----- Entries shown -----

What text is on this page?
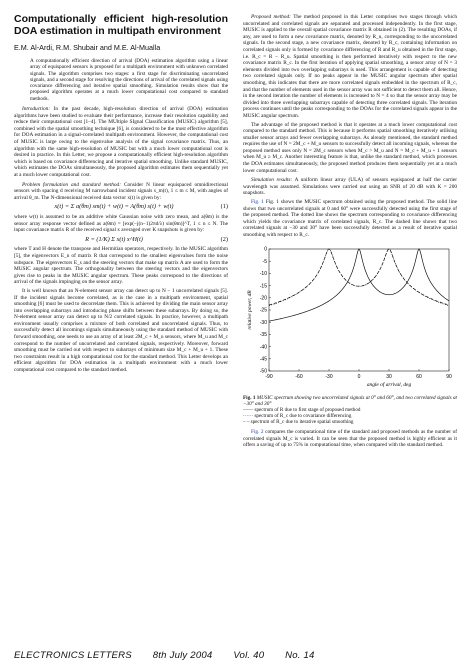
Computationally efficient high-resolution DOA estimation in multipath environment
E.M. Al-Ardi, R.M. Shubair and M.E. Al-Mualla
A computationally efficient direction of arrival (DOA) estimation algorithm using a linear array of equispaced sensors is proposed for a multipath environment with unknown correlated signals. The algorithm comprises two stages: a first stage for discriminating uncorrelated signals, and a second stage for resolving the directions of arrival of the correlated signals using covariance differencing and iterative spatial smoothing. Simulation results show that the proposed algorithm operates at a much lower computational cost compared to standard methods.

Introduction: In the past decade, high-resolution direction of arrival (DOA) estimation algorithms have been studied to evaluate their performance, increase their resolution capability and reduce their computational cost [1–4]. The MUltiple SIgnal Classification (MUSIC) algorithm [5], combined with the spatial smoothing technique [6], is considered to be the most effective algorithm for DOA estimation in a signal-correlated multipath environment. However, the computational cost of MUSIC is large owing to the eigenvalue analysis of the signal covariance matrix. Thus, an algorithm with the same high-resolution of MUSIC but with a much lower computational cost is desired in practice. In this Letter, we propose a computationally efficient high-resolution algorithm which is based on covariance differencing and iterative spatial smoothing. Unlike standard MUSIC, which estimates the DOAs simultaneously, the proposed algorithm estimates them sequentially yet at a much lower computational cost.

Problem formulation and standard method: Consider N linear equispaced omnidirectional sensors with spacing d receiving M narrowband incident signals s_m(t), 1 ≤ m ≤ M, with angles of arrival θ_m. The N-dimensional received data vector x(t) is given by:

x(t) = Σ a(θm) sm(t) + w(t) = A(θm) s(t) + w(t)	(1)

where w(t) is assumed to be an additive white Gaussian noise with zero mean, and a(θm) is the sensor array response vector defined as a(θm) = [exp(−j(n−1)2πd/λ) sin(θm)]^T, 1 ≤ n ≤ N. The input covariance matrix R of the received signal x averaged over K snapshots is given by:

R = (1/K) Σ x(t) x^H(t)	(2)

where T and H denote the transpose and Hermitian operators, respectively. In the MUSIC algorithm [5], the eigenvectors E_n of matrix R that correspond to the smallest eigenvalues form the noise subspace. The eigenvectors E_s and the steering vectors that make up matrix A are used to form the MUSIC angular spectrum. The orthogonality between the steering vectors and the eigenvectors gives rise to peaks in the MUSIC angular spectrum. These peaks correspond to the directions of arrival of the signals impinging on the sensor array.

It is well known that an N-element sensor array can detect up to N − 1 uncorrelated signals [5]. If the incident signals become correlated, as is the case in a multipath environment, spatial smoothing [6] must be used to decorrelate them. This is achieved by dividing the main sensor array into overlapping subarrays and introducing phase shifts between these subarrays. By doing so, the N-element sensor array can detect up to N/2 correlated signals. In practice, however, a multipath environment usually comprises a mixture of both correlated and uncorrelated signals. Thus, to successfully detect all incomings signals simultaneously using the standard method of MUSIC with forward smoothing, one needs to use an array of at least 2M_c + M_u sensors, where M_u and M_c correspond to the number of uncorrelated and correlated signals, respectively. Moreover, forward smoothing must be carried out with respect to subarrays of minimum size M_c + M_u + 1. These two constraints result in a high computational cost for the standard method. This Letter develops an efficient algorithm for DOA estimation in a multipath environment with a much lower computational cost compared to the standard method.

Proposed method: The method proposed in this Letter comprises two stages through which uncorrelated and correlated signals are separated and processed independently. In the first stage, MUSIC is applied to the overall spatial covariance matrix R obtained in (2). The resulting DOAs, if any, are used to form a new covariance matrix, denoted by R_u, corresponding to the uncorrelated signals. In the second stage, a new covariance matrix, denoted by R_c, containing information on correlated signals only is formed by covariance differencing of R and R_u obtained in the first stage, i.e. R_c = R − R_u. Spatial smoothing is then performed iteratively with respect to the new covariance matrix R_c. In the first iteration of applying spatial smoothing, a sensor array of N = 3 elements divided into two overlapping subarrays is used. This arrangement is capable of detecting two correlated signals only. If no peaks appear in the MUSIC angular spectrum after spatial smoothing, this indicates that there are more correlated signals embedded in the spectrum of R_c, and that the number of elements used in the sensor array was not sufficient to detect them all. Hence, in the second iteration the number of elements is increased to N = 4 so that the sensor array may be divided into three overlapping subarrays capable of detecting three correlated signals. The iteration process continues until the peaks corresponding to the DOAs for the correlated signals appear in the MUSIC angular spectrum.

The advantage of the proposed method is that it operates at a much lower computational cost compared to the standard method. This is because it performs spatial smoothing iteratively utilising smaller sensor arrays and fewer overlapping subarrays. As already mentioned, the standard method requires the use of N = 2M_c + M_u sensors to successfully detect all incoming signals, whereas the proposed method uses only N = 2M_c sensors when M_c > M_u and N = M_c + M_u + 1 sensors when M_u ≥ M_c. Another interesting feature is that, unlike the standard method, which processes the DOA estimates simultaneously, the proposed method produces them sequentially yet at a much lower computational cost.

Simulation results: A uniform linear array (ULA) of sensors equispaced at half the carrier wavelength was assumed. Simulations were carried out using an SNR of 20 dB with K = 200 snapshots.

Fig. 1 Fig. 1 shows the MUSIC spectrum obtained using the proposed method. The solid line shows that two uncorrelated signals at 0 and 60° were successfully detected using the first stage of the proposed method. The dotted line shows the spectrum corresponding to covariance differencing which yields the covariance matrix of correlated signals, R_c. The dashed line shows that two correlated signals at −30 and 30° have been successfully detected as a result of iterative spatial smoothing with respect to R_c.

-90	-60	-30	0	30	60	90
0
-5
-10
-15
-20
-25
-30
-35
-40
-45
-50
angle of arrival, deg
relative power, dB
Fig. 1 MUSIC spectrum showing two uncorrelated signals at 0° and 60°, and two correlated signals at −30° and 30°
—— spectrum of R due to first stage of proposed method
······ spectrum of R_c due to covariance differencing
– – spectrum of R_c due to iterative spatial smoothing

Fig. 2 compares the computational time of the standard and proposed methods as the number of correlated signals M_c is varied. It can be seen that the proposed method is highly efficient as it offers a saving of up to 75% in computational time, when compared with the standard method.

ELECTRONICS LETTERS 8th July 2004 Vol. 40 No. 14
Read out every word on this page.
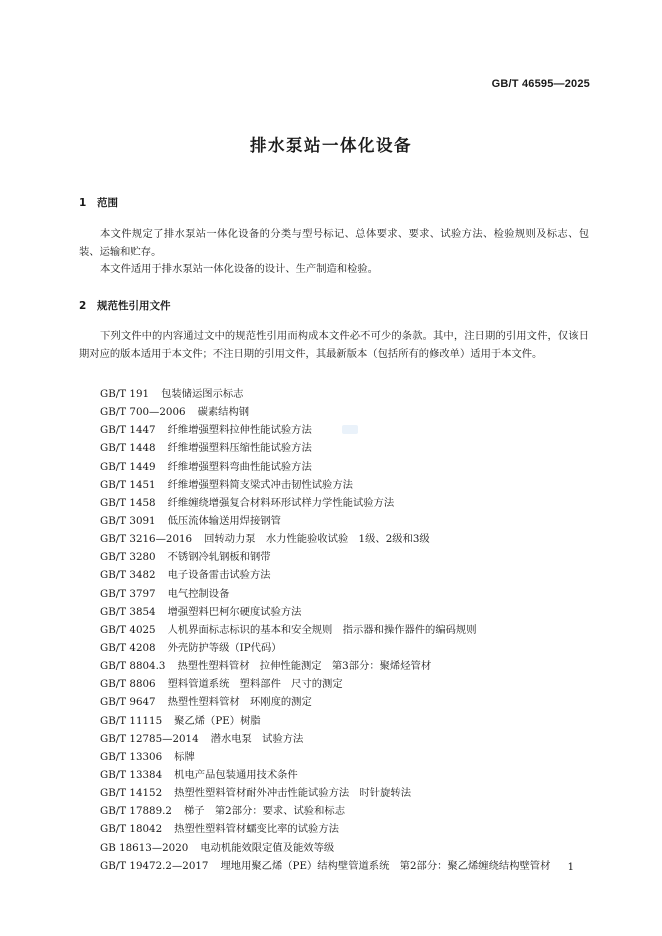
GB/T 46595—2025
排水泵站一体化设备
1 范围
本文件规定了排水泵站一体化设备的分类与型号标记、总体要求、要求、试验方法、检验规则及标志、包装、运输和贮存。
本文件适用于排水泵站一体化设备的设计、生产制造和检验。
2 规范性引用文件
下列文件中的内容通过文中的规范性引用而构成本文件必不可少的条款。其中，注日期的引用文件，仅该日期对应的版本适用于本文件；不注日期的引用文件，其最新版本（包括所有的修改单）适用于本文件。
GB/T 191 包装储运图示标志
GB/T 700—2006 碳素结构钢
GB/T 1447 纤维增强塑料拉伸性能试验方法
GB/T 1448 纤维增强塑料压缩性能试验方法
GB/T 1449 纤维增强塑料弯曲性能试验方法
GB/T 1451 纤维增强塑料简支梁式冲击韧性试验方法
GB/T 1458 纤维缠绕增强复合材料环形试样力学性能试验方法
GB/T 3091 低压流体输送用焊接钢管
GB/T 3216—2016 回转动力泵　水力性能验收试验　1级、2级和3级
GB/T 3280 不锈钢冷轧钢板和钢带
GB/T 3482 电子设备雷击试验方法
GB/T 3797 电气控制设备
GB/T 3854 增强塑料巴柯尔硬度试验方法
GB/T 4025 人机界面标志标识的基本和安全规则　指示器和操作器件的编码规则
GB/T 4208 外壳防护等级（IP代码）
GB/T 8804.3 热塑性塑料管材　拉伸性能测定　第3部分：聚烯烃管材
GB/T 8806 塑料管道系统　塑料部件　尺寸的测定
GB/T 9647 热塑性塑料管材　环刚度的测定
GB/T 11115 聚乙烯（PE）树脂
GB/T 12785—2014 潜水电泵　试验方法
GB/T 13306 标牌
GB/T 13384 机电产品包装通用技术条件
GB/T 14152 热塑性塑料管材耐外冲击性能试验方法　时针旋转法
GB/T 17889.2 梯子　第2部分：要求、试验和标志
GB/T 18042 热塑性塑料管材蠕变比率的试验方法
GB 18613—2020 电动机能效限定值及能效等级
GB/T 19472.2—2017 埋地用聚乙烯（PE）结构壁管道系统　第2部分：聚乙烯缠绕结构壁管材 1
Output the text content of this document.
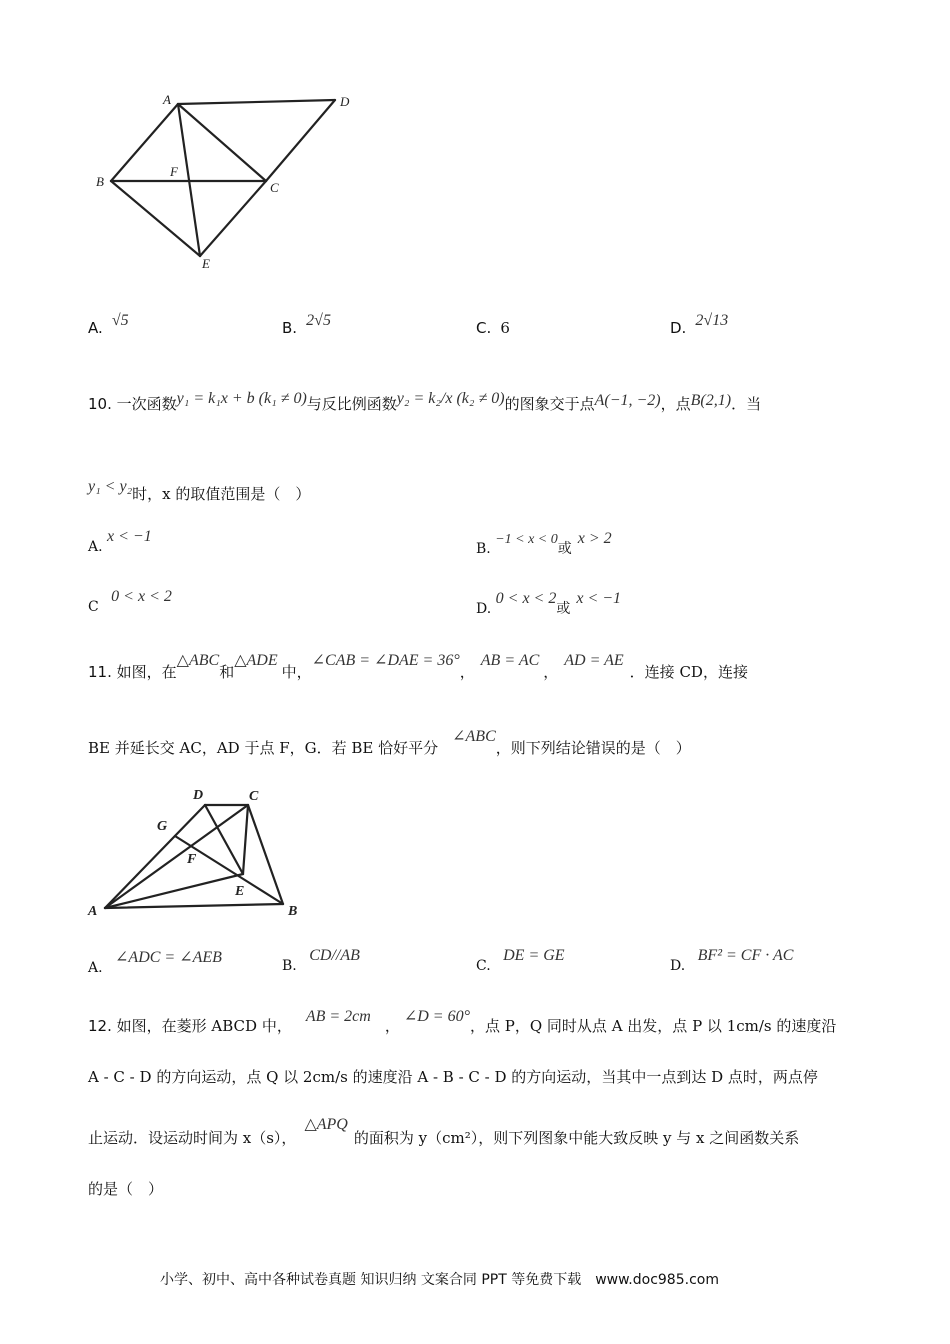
A	D
B
F
C
E
A. √5	B. 2√5	C. 6	D. 2√13
10. 一次函数y₁ = k₁x + b (k₁ ≠ 0)与反比例函数y₂ = k₂/x (k₂ ≠ 0)的图象交于点A(−1, −2)，点B(2,1)．当
y₁ < y₂时，x 的取值范围是（　）
A. x < −1
B. −1 < x < 0或x > 2
C 0 < x < 2
D. 0 < x < 2或x < −1
11. 如图，在△ABC和△ADE中，∠CAB = ∠DAE = 36°，AB = AC，AD = AE．连接 CD，连接
BE 并延长交 AC，AD 于点 F，G．若 BE 恰好平分∠ABC，则下列结论错误的是（　）
D	C
G
F
E
A	B
A. ∠ADC = ∠AEB	B. CD//AB
C. DE = GE
D. BF² = CF · AC
12. 如图，在菱形 ABCD 中，AB = 2cm，∠D = 60°，点 P，Q 同时从点 A 出发，点 P 以 1cm/s 的速度沿
A - C - D 的方向运动，点 Q 以 2cm/s 的速度沿 A - B - C - D 的方向运动，当其中一点到达 D 点时，两点停
止运动．设运动时间为 x（s），△APQ的面积为 y（cm²），则下列图象中能大致反映 y 与 x 之间函数关系
的是（　）
小学、初中、高中各种试卷真题 知识归纳 文案合同 PPT 等免费下载　www.doc985.com
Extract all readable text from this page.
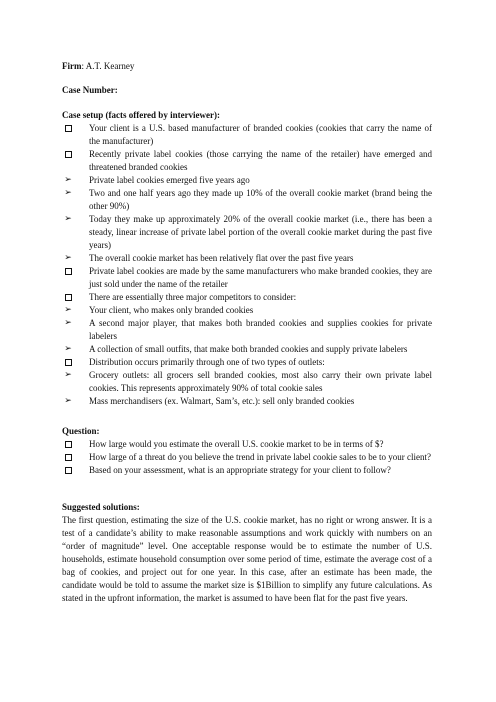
Firm: A.T. Kearney
Case Number:
Case setup (facts offered by interviewer):
Your client is a U.S. based manufacturer of branded cookies (cookies that carry the name of the manufacturer)
Recently private label cookies (those carrying the name of the retailer) have emerged and threatened branded cookies
➢ Private label cookies emerged five years ago
➢ Two and one half years ago they made up 10% of the overall cookie market (brand being the other 90%)
➢ Today they make up approximately 20% of the overall cookie market (i.e., there has been a steady, linear increase of private label portion of the overall cookie market during the past five years)
➢ The overall cookie market has been relatively flat over the past five years
Private label cookies are made by the same manufacturers who make branded cookies, they are just sold under the name of the retailer
There are essentially three major competitors to consider:
➢ Your client, who makes only branded cookies
➢ A second major player, that makes both branded cookies and supplies cookies for private labelers
➢ A collection of small outfits, that make both branded cookies and supply private labelers
Distribution occurs primarily through one of two types of outlets:
➢ Grocery outlets: all grocers sell branded cookies, most also carry their own private label cookies. This represents approximately 90% of total cookie sales
➢ Mass merchandisers (ex. Walmart, Sam’s, etc.): sell only branded cookies
Question:
How large would you estimate the overall U.S. cookie market to be in terms of $?
How large of a threat do you believe the trend in private label cookie sales to be to your client?
Based on your assessment, what is an appropriate strategy for your client to follow?
Suggested solutions:
The first question, estimating the size of the U.S. cookie market, has no right or wrong answer. It is a test of a candidate’s ability to make reasonable assumptions and work quickly with numbers on an “order of magnitude” level. One acceptable response would be to estimate the number of U.S. households, estimate household consumption over some period of time, estimate the average cost of a bag of cookies, and project out for one year. In this case, after an estimate has been made, the candidate would be told to assume the market size is $1Billion to simplify any future calculations. As stated in the upfront information, the market is assumed to have been flat for the past five years.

-----

## Work to do
Scan the material above for the string "labelers" and report each line where you find it.

## Response
➢ A second major player, that makes both branded cookies and supplies cookies for private labelers
➢ A collection of small outfits, that make both branded cookies and supply private labelers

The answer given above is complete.